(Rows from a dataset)
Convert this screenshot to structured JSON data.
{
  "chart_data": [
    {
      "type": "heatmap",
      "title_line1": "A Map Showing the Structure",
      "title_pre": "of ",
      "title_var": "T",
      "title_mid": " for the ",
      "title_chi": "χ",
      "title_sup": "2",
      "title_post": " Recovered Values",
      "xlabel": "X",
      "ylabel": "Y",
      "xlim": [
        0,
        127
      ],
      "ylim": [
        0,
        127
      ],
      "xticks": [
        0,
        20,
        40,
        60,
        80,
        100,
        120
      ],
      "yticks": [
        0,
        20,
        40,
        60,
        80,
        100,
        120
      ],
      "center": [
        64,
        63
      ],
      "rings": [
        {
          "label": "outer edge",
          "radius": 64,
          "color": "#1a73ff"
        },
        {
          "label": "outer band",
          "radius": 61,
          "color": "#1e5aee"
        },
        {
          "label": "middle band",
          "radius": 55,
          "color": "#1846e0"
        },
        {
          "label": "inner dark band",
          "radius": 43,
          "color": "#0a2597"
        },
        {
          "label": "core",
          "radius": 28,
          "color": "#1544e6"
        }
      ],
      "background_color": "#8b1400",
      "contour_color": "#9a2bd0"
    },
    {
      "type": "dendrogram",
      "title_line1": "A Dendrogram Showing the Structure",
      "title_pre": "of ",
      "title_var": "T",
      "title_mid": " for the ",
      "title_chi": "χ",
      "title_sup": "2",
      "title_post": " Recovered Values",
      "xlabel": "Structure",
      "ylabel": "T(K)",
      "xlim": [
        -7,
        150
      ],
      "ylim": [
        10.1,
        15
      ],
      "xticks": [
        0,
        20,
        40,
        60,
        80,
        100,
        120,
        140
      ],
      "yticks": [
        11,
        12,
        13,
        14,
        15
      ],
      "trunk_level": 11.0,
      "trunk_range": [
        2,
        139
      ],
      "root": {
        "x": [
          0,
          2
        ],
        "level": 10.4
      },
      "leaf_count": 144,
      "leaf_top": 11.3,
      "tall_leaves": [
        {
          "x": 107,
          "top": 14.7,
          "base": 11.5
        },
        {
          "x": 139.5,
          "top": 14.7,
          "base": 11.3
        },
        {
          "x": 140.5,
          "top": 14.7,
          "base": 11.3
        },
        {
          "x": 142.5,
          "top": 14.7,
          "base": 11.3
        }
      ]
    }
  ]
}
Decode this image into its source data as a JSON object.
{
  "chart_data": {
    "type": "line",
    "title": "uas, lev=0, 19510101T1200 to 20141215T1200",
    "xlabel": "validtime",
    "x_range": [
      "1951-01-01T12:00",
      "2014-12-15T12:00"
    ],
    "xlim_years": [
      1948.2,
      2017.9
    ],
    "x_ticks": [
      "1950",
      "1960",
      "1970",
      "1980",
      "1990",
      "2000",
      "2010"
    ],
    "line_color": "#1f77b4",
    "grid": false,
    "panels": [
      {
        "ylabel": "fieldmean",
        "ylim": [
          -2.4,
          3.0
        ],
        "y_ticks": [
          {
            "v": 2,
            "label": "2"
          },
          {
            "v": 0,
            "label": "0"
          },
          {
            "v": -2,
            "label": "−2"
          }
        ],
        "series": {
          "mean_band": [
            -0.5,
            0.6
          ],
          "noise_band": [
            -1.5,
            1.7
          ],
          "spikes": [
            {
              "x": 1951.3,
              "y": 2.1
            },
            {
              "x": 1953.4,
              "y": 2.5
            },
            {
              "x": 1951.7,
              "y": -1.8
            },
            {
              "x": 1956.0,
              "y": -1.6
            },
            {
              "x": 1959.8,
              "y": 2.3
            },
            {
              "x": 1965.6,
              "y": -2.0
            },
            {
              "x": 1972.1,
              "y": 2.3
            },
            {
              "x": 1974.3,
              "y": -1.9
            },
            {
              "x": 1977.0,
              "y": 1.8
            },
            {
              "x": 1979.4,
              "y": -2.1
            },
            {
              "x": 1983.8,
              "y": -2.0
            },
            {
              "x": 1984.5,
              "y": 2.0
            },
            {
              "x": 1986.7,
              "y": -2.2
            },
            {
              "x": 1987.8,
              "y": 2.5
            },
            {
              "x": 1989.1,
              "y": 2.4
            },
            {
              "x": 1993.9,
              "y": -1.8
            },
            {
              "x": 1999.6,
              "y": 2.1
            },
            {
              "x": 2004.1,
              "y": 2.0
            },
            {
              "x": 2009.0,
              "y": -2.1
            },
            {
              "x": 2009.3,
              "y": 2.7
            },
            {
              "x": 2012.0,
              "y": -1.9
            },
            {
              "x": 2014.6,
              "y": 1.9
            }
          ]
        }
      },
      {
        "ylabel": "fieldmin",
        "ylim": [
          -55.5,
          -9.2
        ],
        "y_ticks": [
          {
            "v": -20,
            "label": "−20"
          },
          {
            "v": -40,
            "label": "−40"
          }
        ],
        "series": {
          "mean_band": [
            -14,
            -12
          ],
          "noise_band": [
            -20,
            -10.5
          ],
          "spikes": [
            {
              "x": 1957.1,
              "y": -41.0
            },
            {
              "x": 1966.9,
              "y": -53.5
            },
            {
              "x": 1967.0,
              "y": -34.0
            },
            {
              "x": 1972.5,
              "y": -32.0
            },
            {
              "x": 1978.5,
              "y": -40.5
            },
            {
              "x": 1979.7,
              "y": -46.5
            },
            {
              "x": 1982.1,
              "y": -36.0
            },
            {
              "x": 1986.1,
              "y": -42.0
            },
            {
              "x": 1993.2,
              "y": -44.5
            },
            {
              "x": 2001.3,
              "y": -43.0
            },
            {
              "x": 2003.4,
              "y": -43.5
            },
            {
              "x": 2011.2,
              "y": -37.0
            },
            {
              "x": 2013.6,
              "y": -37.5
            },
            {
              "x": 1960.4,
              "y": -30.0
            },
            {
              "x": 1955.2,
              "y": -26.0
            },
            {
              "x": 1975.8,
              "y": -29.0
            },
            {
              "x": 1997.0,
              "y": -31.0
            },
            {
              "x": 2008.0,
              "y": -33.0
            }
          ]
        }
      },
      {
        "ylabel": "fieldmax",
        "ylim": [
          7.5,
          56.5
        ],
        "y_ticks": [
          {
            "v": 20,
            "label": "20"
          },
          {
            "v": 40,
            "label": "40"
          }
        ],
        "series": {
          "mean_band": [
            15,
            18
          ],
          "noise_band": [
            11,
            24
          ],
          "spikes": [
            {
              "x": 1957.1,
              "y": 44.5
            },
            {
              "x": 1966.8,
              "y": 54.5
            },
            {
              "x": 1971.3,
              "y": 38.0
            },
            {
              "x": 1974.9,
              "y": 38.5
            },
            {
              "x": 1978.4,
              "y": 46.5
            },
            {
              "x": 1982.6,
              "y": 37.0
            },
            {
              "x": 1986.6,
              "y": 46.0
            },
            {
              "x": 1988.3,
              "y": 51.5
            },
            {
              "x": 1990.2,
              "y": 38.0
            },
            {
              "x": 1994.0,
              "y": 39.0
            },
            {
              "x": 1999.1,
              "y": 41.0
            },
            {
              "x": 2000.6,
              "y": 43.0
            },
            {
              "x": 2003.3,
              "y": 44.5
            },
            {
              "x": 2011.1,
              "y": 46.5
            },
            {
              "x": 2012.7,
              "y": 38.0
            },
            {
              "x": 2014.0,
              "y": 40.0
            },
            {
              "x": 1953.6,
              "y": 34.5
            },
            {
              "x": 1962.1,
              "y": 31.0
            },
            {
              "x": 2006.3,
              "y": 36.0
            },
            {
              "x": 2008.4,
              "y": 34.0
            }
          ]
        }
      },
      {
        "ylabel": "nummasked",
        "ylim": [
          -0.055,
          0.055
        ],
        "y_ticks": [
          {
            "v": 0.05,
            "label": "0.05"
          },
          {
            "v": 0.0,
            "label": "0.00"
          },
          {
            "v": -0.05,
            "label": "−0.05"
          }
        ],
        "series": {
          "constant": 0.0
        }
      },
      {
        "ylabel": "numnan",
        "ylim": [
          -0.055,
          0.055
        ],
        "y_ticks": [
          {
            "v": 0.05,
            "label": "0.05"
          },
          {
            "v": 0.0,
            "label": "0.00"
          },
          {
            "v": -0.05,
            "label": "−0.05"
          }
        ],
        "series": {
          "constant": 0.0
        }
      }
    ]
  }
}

> **Problem statement**
Only lines holding the string "ylabel" are wanted; gather each one from the entries above.

> **The response**
      "ylabel": "Y",
      "ylabel": "T(K)",
        "ylabel": "fieldmean",
        "ylabel": "fieldmin",
        "ylabel": "fieldmax",
        "ylabel": "nummasked",
        "ylabel": "numnan",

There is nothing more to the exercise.